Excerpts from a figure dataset
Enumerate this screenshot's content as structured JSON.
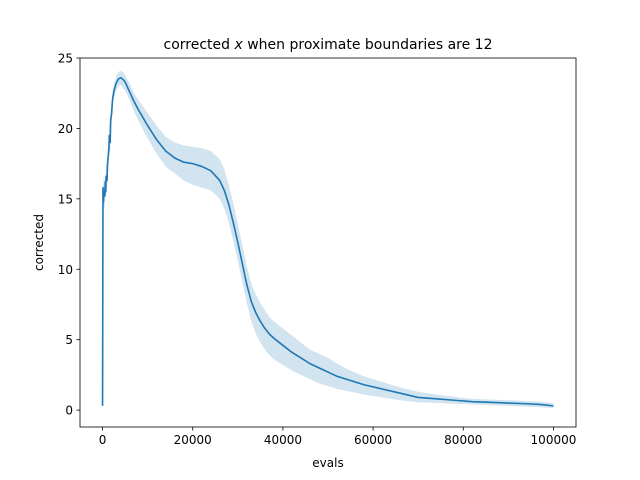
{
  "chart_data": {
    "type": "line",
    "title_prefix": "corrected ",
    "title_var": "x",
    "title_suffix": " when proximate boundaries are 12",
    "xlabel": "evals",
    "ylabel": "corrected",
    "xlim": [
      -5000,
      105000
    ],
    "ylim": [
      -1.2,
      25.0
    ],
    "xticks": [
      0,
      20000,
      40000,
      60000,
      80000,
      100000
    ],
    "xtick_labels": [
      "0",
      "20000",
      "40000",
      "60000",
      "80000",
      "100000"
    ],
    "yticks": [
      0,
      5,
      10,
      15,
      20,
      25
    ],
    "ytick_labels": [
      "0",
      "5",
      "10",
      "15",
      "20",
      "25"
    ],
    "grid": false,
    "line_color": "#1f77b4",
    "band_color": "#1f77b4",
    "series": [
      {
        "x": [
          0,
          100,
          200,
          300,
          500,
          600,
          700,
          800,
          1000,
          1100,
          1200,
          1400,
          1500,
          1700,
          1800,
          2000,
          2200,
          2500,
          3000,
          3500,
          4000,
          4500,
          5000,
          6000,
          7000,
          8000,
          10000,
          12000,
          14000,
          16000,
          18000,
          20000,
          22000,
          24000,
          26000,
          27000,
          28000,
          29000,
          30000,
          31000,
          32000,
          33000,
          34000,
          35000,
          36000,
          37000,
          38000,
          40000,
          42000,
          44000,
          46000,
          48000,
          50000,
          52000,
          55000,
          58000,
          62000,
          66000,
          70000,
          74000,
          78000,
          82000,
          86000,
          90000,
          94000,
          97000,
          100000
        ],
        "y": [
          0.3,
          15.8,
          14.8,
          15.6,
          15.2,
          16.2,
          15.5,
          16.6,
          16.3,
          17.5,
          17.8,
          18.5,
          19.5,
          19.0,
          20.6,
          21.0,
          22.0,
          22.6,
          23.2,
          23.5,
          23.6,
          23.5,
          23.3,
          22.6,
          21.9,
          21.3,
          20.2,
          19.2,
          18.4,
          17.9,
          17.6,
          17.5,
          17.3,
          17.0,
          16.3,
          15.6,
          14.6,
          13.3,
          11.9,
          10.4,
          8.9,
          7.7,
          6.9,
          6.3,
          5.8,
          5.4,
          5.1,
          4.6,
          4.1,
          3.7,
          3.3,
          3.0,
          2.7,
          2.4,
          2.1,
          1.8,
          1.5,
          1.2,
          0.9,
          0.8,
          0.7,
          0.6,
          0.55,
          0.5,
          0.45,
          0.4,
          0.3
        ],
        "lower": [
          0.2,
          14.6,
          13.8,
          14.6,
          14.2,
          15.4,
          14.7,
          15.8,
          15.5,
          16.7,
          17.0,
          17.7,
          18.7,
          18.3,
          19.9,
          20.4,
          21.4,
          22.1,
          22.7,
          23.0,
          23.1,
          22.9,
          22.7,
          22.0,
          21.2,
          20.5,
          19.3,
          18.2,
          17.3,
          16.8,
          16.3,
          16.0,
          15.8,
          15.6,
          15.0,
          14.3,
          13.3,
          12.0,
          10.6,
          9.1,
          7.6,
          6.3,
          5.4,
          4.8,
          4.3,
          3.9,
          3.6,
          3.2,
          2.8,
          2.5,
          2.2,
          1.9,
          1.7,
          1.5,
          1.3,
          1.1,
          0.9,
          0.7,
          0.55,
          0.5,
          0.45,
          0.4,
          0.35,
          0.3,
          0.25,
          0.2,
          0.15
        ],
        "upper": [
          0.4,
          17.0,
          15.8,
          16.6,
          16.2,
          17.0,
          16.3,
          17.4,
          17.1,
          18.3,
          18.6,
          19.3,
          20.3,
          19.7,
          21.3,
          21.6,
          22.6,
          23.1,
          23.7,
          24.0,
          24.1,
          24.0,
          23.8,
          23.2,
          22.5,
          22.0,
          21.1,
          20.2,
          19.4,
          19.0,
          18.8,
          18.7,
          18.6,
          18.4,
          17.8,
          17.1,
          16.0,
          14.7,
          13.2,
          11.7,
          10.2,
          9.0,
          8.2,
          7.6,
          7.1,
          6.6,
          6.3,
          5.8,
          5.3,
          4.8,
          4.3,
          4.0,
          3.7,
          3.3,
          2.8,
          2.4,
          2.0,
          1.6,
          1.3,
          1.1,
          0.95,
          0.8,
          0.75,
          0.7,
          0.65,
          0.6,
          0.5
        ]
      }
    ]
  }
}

==

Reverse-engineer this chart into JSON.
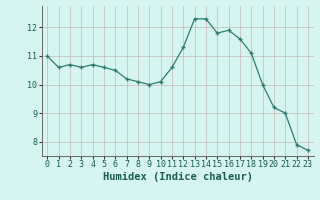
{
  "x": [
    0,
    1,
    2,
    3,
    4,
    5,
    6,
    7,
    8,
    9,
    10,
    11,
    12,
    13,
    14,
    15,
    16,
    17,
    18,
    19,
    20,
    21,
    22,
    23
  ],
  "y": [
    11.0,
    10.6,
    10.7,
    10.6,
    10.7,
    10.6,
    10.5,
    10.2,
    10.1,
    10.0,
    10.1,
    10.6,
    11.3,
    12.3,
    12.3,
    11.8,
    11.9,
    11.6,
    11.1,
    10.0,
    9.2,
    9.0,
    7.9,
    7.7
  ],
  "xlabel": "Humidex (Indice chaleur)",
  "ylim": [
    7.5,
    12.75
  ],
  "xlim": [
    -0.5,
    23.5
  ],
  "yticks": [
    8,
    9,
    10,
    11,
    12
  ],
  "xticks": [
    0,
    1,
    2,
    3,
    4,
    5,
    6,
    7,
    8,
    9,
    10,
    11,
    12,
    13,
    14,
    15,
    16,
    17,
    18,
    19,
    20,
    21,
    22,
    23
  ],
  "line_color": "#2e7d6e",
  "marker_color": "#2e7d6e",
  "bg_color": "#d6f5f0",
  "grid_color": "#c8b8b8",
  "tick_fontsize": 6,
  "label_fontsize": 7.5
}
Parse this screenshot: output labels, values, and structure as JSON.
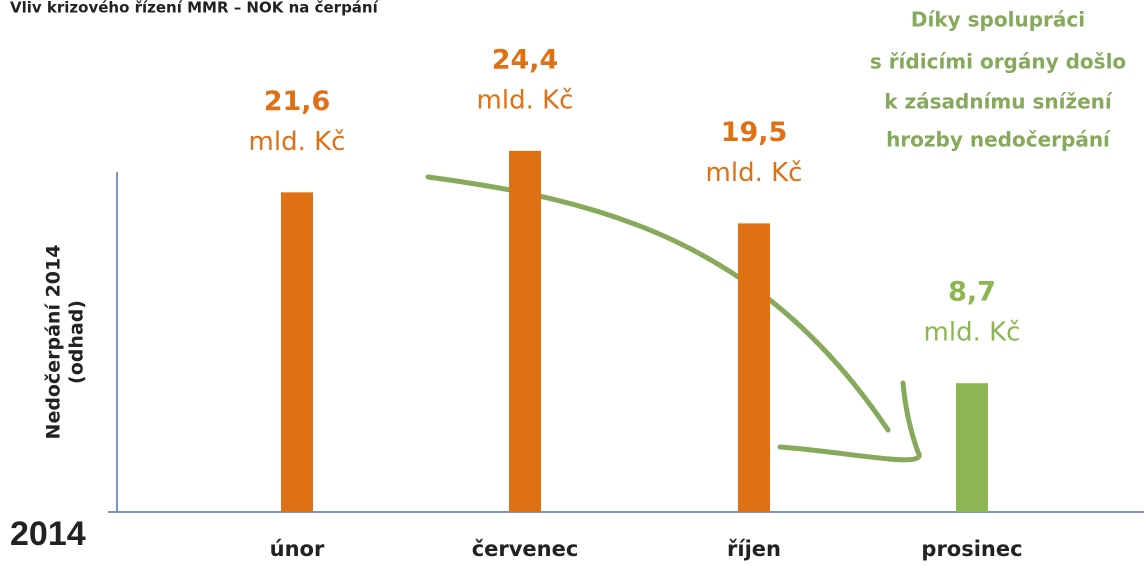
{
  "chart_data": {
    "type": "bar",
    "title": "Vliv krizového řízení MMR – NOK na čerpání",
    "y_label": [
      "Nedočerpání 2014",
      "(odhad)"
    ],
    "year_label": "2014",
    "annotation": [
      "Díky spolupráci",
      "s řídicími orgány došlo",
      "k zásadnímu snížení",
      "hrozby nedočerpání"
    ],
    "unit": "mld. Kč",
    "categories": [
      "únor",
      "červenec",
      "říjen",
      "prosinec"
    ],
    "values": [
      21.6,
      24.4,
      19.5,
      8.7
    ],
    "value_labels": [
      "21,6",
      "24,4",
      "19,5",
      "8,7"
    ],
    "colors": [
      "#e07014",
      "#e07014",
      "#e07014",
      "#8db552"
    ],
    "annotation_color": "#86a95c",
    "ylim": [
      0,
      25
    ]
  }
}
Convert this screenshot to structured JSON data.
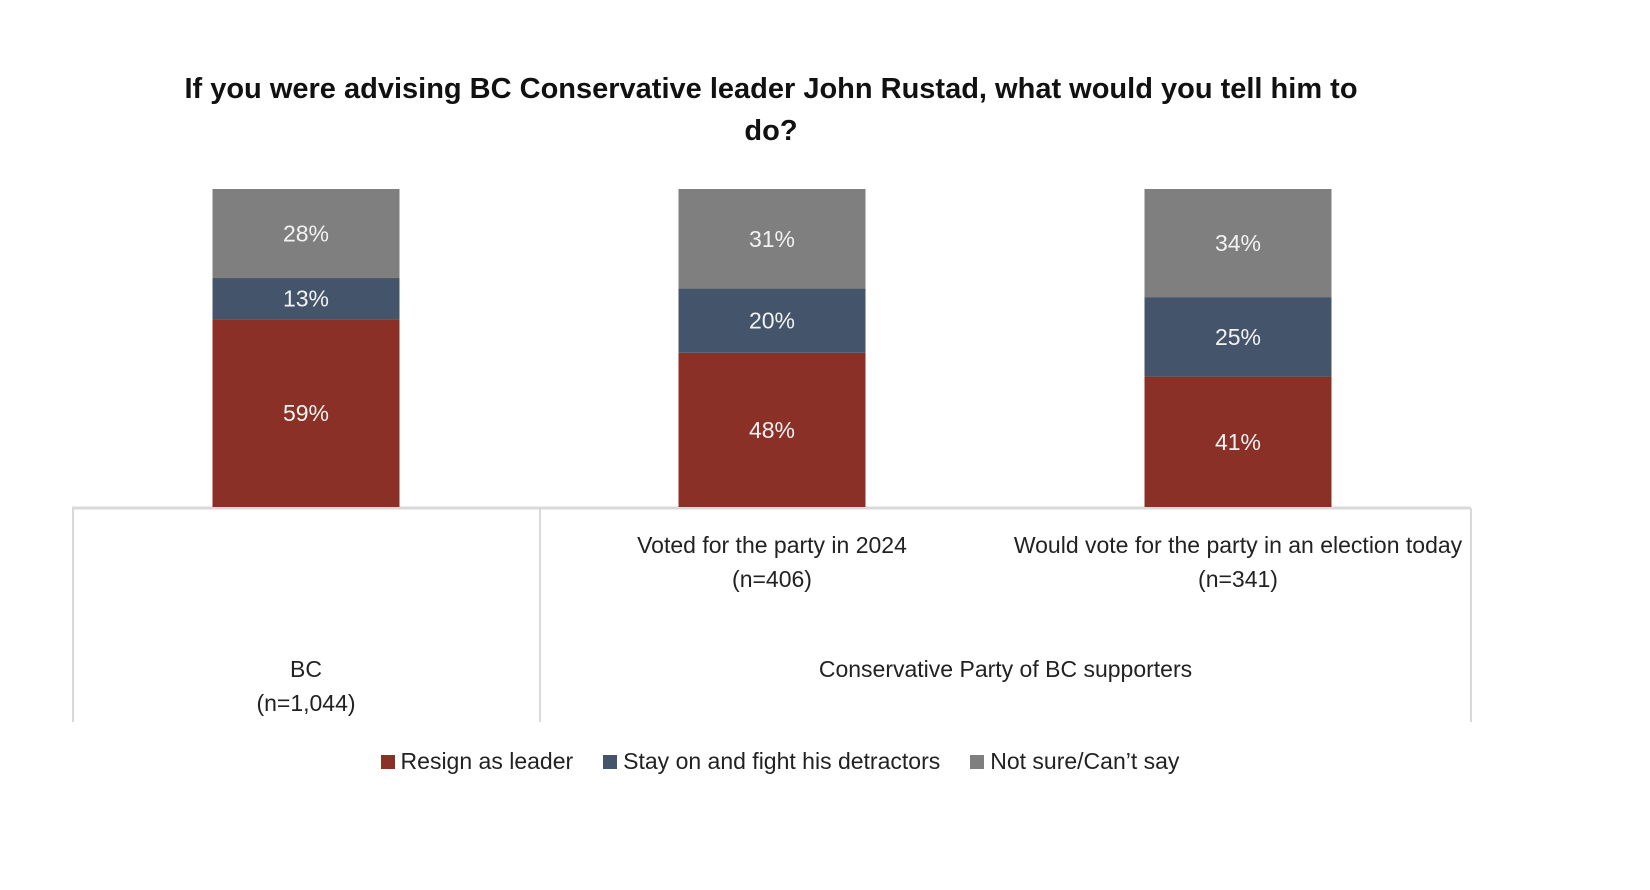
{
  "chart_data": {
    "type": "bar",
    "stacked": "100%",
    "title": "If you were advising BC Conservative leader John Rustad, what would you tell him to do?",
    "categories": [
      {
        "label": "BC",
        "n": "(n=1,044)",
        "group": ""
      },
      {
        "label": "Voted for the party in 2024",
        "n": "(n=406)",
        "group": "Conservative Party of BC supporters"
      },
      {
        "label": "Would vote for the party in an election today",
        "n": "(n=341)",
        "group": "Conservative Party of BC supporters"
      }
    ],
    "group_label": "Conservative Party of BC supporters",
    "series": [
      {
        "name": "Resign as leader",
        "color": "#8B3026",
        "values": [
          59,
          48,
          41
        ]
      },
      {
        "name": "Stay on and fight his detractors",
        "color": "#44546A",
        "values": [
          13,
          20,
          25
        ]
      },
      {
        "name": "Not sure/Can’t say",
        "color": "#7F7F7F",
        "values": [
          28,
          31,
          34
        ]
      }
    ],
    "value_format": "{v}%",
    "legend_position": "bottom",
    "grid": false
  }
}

* * *

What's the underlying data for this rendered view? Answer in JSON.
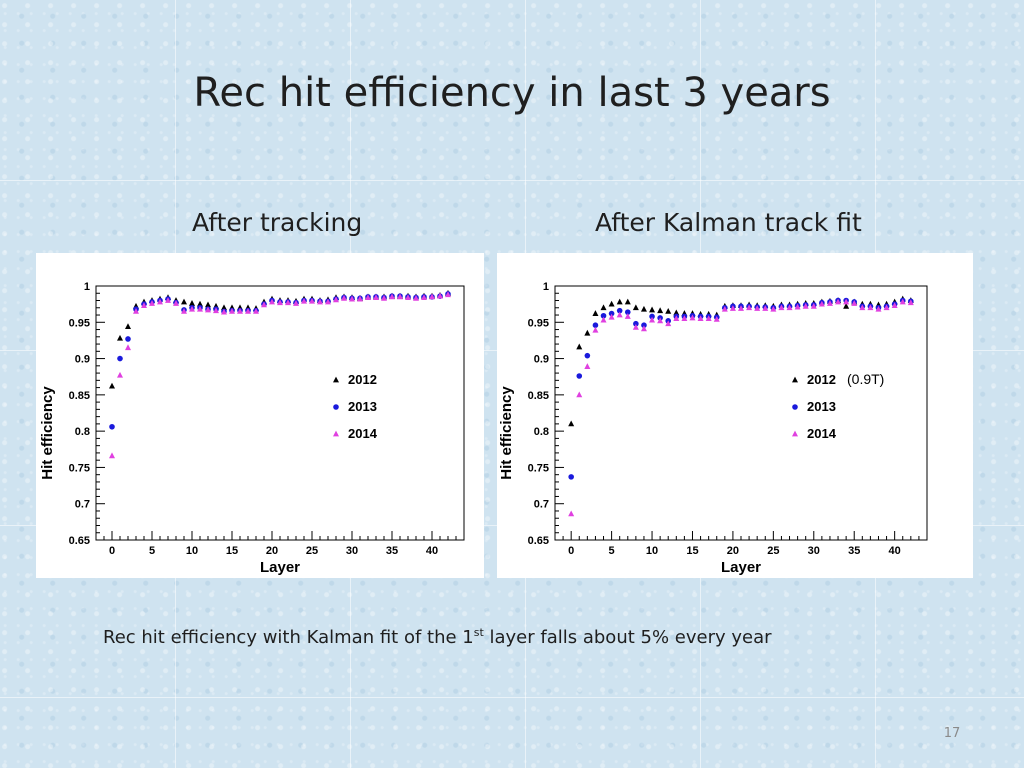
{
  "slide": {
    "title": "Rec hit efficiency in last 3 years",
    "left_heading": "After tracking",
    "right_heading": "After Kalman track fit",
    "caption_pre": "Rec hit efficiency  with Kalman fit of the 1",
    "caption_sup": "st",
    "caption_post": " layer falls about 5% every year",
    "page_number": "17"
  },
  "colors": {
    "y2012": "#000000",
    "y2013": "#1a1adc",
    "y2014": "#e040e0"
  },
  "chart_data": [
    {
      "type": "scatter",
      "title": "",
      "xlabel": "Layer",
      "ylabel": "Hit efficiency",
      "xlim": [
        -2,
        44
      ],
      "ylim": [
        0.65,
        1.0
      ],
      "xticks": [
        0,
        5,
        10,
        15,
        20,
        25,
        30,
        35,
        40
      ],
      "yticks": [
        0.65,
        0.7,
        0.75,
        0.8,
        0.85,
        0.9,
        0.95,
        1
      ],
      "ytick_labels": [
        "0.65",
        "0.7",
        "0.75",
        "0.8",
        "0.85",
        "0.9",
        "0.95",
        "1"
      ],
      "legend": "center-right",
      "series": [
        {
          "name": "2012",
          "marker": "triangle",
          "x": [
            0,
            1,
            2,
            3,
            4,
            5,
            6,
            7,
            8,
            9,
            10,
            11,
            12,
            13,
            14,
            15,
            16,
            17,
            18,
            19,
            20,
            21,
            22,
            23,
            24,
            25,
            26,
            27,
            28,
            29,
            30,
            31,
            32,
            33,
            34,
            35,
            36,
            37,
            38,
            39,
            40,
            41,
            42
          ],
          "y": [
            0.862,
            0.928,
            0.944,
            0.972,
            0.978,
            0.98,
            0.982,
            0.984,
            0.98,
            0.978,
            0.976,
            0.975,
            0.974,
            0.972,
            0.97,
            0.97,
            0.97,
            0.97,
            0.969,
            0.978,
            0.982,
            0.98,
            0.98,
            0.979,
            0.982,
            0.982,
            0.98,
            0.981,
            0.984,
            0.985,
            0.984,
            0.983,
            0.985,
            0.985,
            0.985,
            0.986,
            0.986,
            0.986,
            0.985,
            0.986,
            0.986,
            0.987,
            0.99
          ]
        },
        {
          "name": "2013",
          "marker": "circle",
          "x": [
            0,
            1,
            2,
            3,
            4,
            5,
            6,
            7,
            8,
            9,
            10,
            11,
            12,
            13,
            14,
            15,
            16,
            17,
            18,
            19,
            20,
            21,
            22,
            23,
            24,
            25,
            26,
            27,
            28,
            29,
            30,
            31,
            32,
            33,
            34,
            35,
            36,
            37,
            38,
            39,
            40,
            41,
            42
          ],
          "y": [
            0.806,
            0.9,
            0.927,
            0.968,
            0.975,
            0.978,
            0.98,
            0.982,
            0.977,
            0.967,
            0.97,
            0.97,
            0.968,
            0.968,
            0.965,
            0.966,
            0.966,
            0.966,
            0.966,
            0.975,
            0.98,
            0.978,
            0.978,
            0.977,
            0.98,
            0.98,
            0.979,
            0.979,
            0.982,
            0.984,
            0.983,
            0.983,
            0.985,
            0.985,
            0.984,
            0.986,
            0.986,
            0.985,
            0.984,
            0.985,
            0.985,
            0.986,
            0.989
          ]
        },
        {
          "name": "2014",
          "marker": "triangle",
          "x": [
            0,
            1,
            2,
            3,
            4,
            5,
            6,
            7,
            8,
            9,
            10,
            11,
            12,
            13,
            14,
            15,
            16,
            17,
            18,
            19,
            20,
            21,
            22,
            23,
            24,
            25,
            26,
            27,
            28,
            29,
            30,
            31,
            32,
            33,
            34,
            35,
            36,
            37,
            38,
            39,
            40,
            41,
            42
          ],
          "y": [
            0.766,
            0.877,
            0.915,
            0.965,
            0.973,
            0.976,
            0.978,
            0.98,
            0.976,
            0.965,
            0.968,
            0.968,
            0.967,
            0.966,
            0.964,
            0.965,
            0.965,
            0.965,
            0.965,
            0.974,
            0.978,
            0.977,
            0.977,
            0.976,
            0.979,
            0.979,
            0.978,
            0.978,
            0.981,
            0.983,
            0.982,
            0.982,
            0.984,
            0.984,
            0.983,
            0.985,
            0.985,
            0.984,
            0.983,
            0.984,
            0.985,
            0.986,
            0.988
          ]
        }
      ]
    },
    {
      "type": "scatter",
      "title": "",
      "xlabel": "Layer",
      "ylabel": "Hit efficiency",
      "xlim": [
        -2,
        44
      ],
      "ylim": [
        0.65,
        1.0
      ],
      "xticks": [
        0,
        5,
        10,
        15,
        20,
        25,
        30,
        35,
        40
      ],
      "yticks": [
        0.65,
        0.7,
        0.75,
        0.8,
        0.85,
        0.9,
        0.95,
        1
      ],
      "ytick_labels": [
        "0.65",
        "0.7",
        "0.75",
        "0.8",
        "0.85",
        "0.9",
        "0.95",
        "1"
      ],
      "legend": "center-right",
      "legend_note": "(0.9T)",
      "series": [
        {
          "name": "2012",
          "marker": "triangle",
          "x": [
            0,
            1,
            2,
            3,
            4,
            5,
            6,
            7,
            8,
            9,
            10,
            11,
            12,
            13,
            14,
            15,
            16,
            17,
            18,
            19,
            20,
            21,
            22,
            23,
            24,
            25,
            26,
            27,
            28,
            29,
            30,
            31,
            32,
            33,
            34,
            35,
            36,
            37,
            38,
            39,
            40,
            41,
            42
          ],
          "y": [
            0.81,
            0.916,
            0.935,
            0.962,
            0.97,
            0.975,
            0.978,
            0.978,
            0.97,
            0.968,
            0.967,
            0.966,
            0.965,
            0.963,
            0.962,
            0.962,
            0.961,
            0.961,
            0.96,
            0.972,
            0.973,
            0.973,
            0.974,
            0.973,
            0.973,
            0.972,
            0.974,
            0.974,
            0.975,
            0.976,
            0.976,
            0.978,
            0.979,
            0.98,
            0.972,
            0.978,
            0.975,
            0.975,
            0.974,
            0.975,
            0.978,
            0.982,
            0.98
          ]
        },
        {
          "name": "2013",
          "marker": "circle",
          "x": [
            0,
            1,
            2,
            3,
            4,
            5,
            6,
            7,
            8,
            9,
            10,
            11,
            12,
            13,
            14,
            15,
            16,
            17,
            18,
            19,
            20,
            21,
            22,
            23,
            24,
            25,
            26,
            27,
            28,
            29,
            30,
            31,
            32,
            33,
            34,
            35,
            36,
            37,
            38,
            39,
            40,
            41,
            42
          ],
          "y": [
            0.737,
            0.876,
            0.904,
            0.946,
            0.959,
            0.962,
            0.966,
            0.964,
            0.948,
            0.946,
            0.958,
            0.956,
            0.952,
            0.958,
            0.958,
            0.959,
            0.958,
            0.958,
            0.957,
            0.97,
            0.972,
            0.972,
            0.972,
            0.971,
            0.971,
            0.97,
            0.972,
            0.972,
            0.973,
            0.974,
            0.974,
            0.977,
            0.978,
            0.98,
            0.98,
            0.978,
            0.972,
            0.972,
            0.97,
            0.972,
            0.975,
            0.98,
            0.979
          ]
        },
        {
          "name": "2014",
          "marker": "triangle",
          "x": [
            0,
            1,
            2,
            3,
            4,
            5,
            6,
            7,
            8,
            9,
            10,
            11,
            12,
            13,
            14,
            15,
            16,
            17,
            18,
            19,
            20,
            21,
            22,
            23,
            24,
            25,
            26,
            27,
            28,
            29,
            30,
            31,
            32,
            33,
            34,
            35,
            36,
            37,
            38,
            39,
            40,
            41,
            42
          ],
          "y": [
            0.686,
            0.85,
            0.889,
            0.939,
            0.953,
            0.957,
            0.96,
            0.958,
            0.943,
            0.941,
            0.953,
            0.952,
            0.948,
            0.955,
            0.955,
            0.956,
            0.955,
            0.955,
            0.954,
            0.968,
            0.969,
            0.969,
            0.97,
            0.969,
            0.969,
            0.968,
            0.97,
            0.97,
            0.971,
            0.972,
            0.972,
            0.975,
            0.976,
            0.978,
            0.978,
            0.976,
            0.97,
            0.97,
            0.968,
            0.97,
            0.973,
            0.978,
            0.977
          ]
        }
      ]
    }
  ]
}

Aim of the exercise: Gather each line from the entries above that includes the word "screenshot".

Completed exercise:
Enumerate this screenshot's content as structured JSON.
Parse this screenshot: output labels, values, and structure as JSON.
Convert this screenshot to structured JSON data.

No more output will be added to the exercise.